EXERCISE MATERIALS.
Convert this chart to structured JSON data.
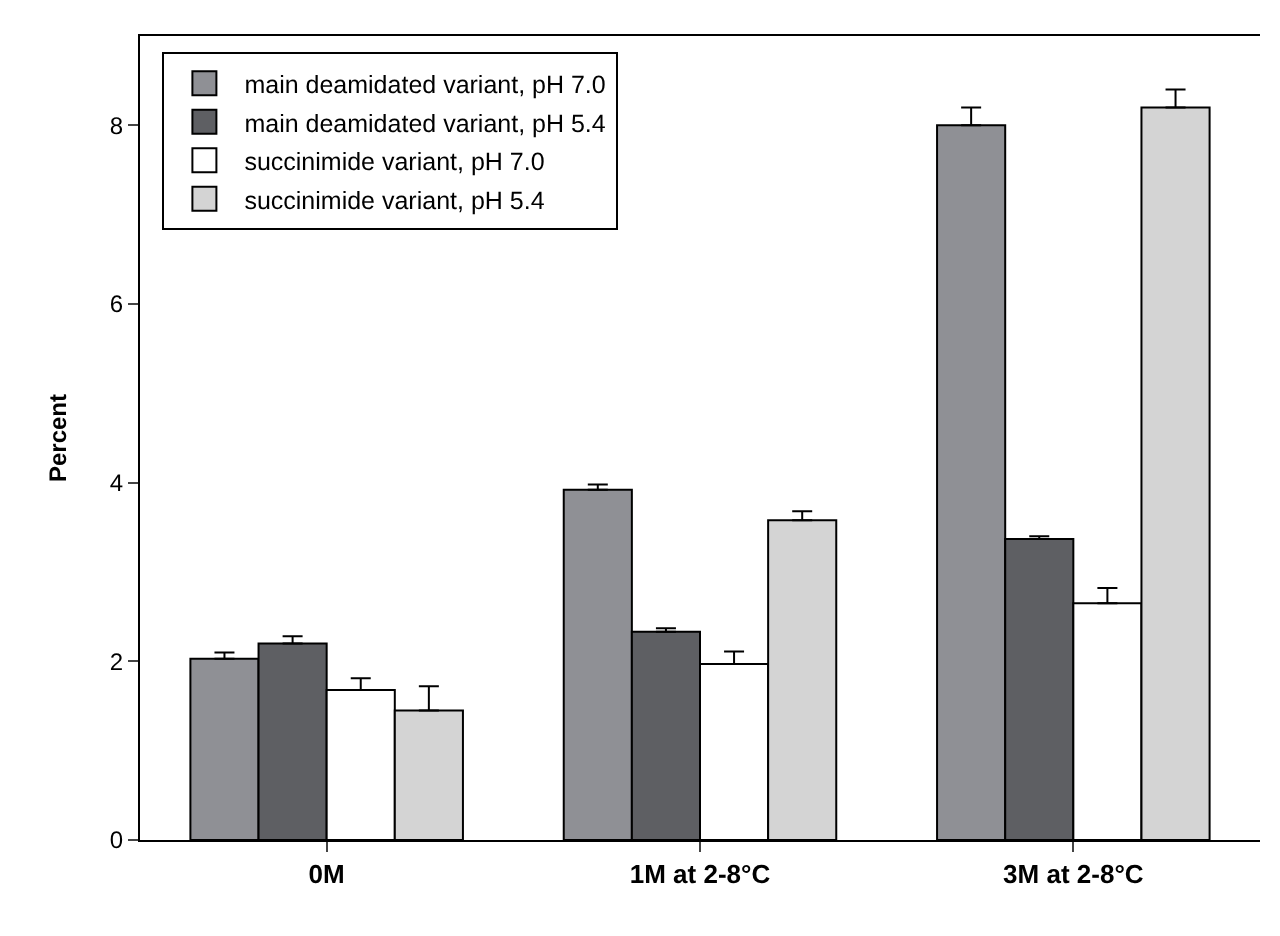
{
  "chart_data": {
    "type": "bar",
    "ylabel": "Percent",
    "categories": [
      "0M",
      "1M at 2-8°C",
      "3M at 2-8°C"
    ],
    "series": [
      {
        "name": "main deamidated variant, pH 7.0",
        "color": "#8f9095",
        "values": [
          2.03,
          3.92,
          8.0
        ],
        "errors": [
          0.07,
          0.06,
          0.2
        ]
      },
      {
        "name": "main deamidated variant, pH 5.4",
        "color": "#5e5f63",
        "values": [
          2.2,
          2.33,
          3.37
        ],
        "errors": [
          0.08,
          0.04,
          0.03
        ]
      },
      {
        "name": "succinimide variant, pH 7.0",
        "color": "#ffffff",
        "values": [
          1.68,
          1.97,
          2.65
        ],
        "errors": [
          0.13,
          0.14,
          0.17
        ]
      },
      {
        "name": "succinimide variant, pH 5.4",
        "color": "#d4d4d4",
        "values": [
          1.45,
          3.58,
          8.2
        ],
        "errors": [
          0.27,
          0.1,
          0.2
        ]
      }
    ],
    "ylim": [
      0,
      9
    ],
    "yticks": [
      0,
      2,
      4,
      6,
      8
    ],
    "grid": false,
    "legend": "top left"
  }
}
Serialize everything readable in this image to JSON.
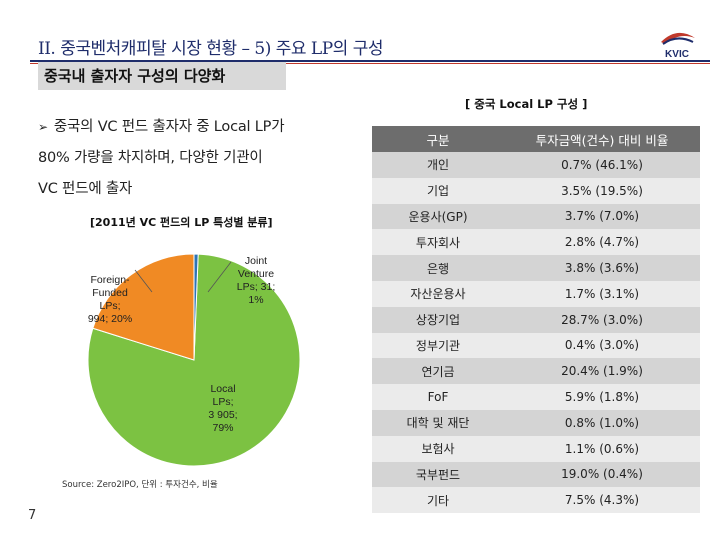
{
  "header": {
    "title": "II. 중국벤처캐피탈 시장 현황 – 5) 주요 LP의 구성",
    "logo_text": "KVIC",
    "subtitle": "중국내 출자자 구성의 다양화"
  },
  "bullet": {
    "line1": "중국의 VC 펀드 출자자 중 Local LP가",
    "line2": "80% 가량을 차지하며, 다양한 기관이",
    "line3": "VC 펀드에 출자"
  },
  "chart_data": {
    "type": "pie",
    "title": "[2011년 VC 펀드의 LP 특성별 분류]",
    "slices": [
      {
        "name": "Local LPs",
        "value": 3905,
        "percent": 79,
        "label_lines": [
          "Local",
          "LPs;",
          "3 905;",
          "79%"
        ],
        "color": "#7cc242"
      },
      {
        "name": "Foreign-Funded LPs",
        "value": 994,
        "percent": 20,
        "label_lines": [
          "Foreign-",
          "Funded",
          "LPs;",
          "994; 20%"
        ],
        "color": "#f08a24"
      },
      {
        "name": "Joint Venture LPs",
        "value": 31,
        "percent": 1,
        "label_lines": [
          "Joint",
          "Venture",
          "LPs;  31;",
          "1%"
        ],
        "color": "#2e74b5"
      }
    ]
  },
  "source": "Source: Zero2IPO,  단위 : 투자건수, 비율",
  "page_number": "7",
  "table": {
    "caption": "[ 중국 Local LP 구성 ]",
    "headers": [
      "구분",
      "투자금액(건수) 대비 비율"
    ],
    "rows": [
      [
        "개인",
        "0.7% (46.1%)"
      ],
      [
        "기업",
        "3.5% (19.5%)"
      ],
      [
        "운용사(GP)",
        "3.7% (7.0%)"
      ],
      [
        "투자회사",
        "2.8% (4.7%)"
      ],
      [
        "은행",
        "3.8% (3.6%)"
      ],
      [
        "자산운용사",
        "1.7% (3.1%)"
      ],
      [
        "상장기업",
        "28.7% (3.0%)"
      ],
      [
        "정부기관",
        "0.4% (3.0%)"
      ],
      [
        "연기금",
        "20.4% (1.9%)"
      ],
      [
        "FoF",
        "5.9% (1.8%)"
      ],
      [
        "대학 및 재단",
        "0.8% (1.0%)"
      ],
      [
        "보험사",
        "1.1% (0.6%)"
      ],
      [
        "국부펀드",
        "19.0% (0.4%)"
      ],
      [
        "기타",
        "7.5% (4.3%)"
      ]
    ]
  }
}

EXERCISE PROMPT.
From the records given above, reproduce all text exactly and exclude each picture.

RESULT.
Convert this chart to structured JSON data.
{
  "chart_data": {
    "type": "bar",
    "ylabel": "Percent",
    "categories": [
      "0M",
      "1M at 2-8°C",
      "3M at 2-8°C"
    ],
    "series": [
      {
        "name": "main deamidated variant, pH 7.0",
        "color": "#8f9095",
        "values": [
          2.03,
          3.92,
          8.0
        ],
        "errors": [
          0.07,
          0.06,
          0.2
        ]
      },
      {
        "name": "main deamidated variant, pH 5.4",
        "color": "#5e5f63",
        "values": [
          2.2,
          2.33,
          3.37
        ],
        "errors": [
          0.08,
          0.04,
          0.03
        ]
      },
      {
        "name": "succinimide variant, pH 7.0",
        "color": "#ffffff",
        "values": [
          1.68,
          1.97,
          2.65
        ],
        "errors": [
          0.13,
          0.14,
          0.17
        ]
      },
      {
        "name": "succinimide variant, pH 5.4",
        "color": "#d4d4d4",
        "values": [
          1.45,
          3.58,
          8.2
        ],
        "errors": [
          0.27,
          0.1,
          0.2
        ]
      }
    ],
    "ylim": [
      0,
      9
    ],
    "yticks": [
      0,
      2,
      4,
      6,
      8
    ],
    "grid": false,
    "legend": "top left"
  }
}
Serialize everything readable in this image to JSON.
{
  "header": {
    "title": "II. 중국벤처캐피탈 시장 현황 – 5) 주요 LP의 구성",
    "logo_text": "KVIC",
    "subtitle": "중국내 출자자 구성의 다양화"
  },
  "bullet": {
    "line1": "중국의 VC 펀드 출자자 중 Local LP가",
    "line2": "80% 가량을 차지하며, 다양한 기관이",
    "line3": "VC 펀드에 출자"
  },
  "chart_data": {
    "type": "pie",
    "title": "[2011년 VC 펀드의 LP 특성별 분류]",
    "slices": [
      {
        "name": "Local LPs",
        "value": 3905,
        "percent": 79,
        "label_lines": [
          "Local",
          "LPs;",
          "3 905;",
          "79%"
        ],
        "color": "#7cc242"
      },
      {
        "name": "Foreign-Funded LPs",
        "value": 994,
        "percent": 20,
        "label_lines": [
          "Foreign-",
          "Funded",
          "LPs;",
          "994; 20%"
        ],
        "color": "#f08a24"
      },
      {
        "name": "Joint Venture LPs",
        "value": 31,
        "percent": 1,
        "label_lines": [
          "Joint",
          "Venture",
          "LPs;  31;",
          "1%"
        ],
        "color": "#2e74b5"
      }
    ]
  },
  "source": "Source: Zero2IPO,  단위 : 투자건수, 비율",
  "page_number": "7",
  "table": {
    "caption": "[ 중국 Local LP 구성 ]",
    "headers": [
      "구분",
      "투자금액(건수) 대비 비율"
    ],
    "rows": [
      [
        "개인",
        "0.7% (46.1%)"
      ],
      [
        "기업",
        "3.5% (19.5%)"
      ],
      [
        "운용사(GP)",
        "3.7% (7.0%)"
      ],
      [
        "투자회사",
        "2.8% (4.7%)"
      ],
      [
        "은행",
        "3.8% (3.6%)"
      ],
      [
        "자산운용사",
        "1.7% (3.1%)"
      ],
      [
        "상장기업",
        "28.7% (3.0%)"
      ],
      [
        "정부기관",
        "0.4% (3.0%)"
      ],
      [
        "연기금",
        "20.4% (1.9%)"
      ],
      [
        "FoF",
        "5.9% (1.8%)"
      ],
      [
        "대학 및 재단",
        "0.8% (1.0%)"
      ],
      [
        "보험사",
        "1.1% (0.6%)"
      ],
      [
        "국부펀드",
        "19.0% (0.4%)"
      ],
      [
        "기타",
        "7.5% (4.3%)"
      ]
    ]
  }
}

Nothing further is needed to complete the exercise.